PROBLEM TO SOLVE: Pull out every line in the data that has the string "JSON" in it.

RECORDS FOR THE TASK:
********
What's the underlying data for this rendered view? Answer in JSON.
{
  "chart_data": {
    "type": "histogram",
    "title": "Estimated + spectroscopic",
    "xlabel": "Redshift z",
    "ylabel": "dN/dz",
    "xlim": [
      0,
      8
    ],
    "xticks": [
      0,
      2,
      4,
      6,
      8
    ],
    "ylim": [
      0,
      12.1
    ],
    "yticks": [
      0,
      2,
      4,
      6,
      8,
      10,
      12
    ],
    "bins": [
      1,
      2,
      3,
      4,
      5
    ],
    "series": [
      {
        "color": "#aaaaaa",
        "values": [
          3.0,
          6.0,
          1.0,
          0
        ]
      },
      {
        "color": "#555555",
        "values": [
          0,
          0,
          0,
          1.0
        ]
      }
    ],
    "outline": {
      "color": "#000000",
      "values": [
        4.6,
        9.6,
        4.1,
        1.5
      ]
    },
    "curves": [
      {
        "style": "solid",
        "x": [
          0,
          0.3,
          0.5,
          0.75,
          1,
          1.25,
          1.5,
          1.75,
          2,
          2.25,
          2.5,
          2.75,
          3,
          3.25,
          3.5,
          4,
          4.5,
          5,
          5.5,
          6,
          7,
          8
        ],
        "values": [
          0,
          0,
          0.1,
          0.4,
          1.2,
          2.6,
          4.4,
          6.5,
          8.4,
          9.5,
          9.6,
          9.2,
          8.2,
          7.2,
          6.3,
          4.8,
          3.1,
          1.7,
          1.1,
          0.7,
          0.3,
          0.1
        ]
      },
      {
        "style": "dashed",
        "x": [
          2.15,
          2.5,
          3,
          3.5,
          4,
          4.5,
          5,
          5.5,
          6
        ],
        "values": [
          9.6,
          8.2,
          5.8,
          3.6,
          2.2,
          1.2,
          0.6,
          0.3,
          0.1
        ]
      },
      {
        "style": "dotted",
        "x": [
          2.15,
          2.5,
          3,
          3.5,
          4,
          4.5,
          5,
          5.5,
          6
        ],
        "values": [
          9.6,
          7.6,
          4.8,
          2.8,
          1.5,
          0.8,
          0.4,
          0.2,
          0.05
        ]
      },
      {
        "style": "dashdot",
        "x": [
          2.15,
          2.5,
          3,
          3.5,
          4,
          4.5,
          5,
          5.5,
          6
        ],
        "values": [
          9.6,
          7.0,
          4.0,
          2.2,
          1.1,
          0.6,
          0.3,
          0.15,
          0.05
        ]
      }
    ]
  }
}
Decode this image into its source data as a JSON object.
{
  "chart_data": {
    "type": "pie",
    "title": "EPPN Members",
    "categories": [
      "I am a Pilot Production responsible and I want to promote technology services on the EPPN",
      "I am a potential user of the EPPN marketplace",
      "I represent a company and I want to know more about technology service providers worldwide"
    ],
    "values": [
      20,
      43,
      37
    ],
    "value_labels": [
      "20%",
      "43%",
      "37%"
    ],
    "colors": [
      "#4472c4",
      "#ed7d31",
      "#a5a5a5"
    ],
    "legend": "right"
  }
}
********
THE OUTPUT:
What's the underlying data for this rendered view? Answer in JSON.
Decode this image into its source data as a JSON object.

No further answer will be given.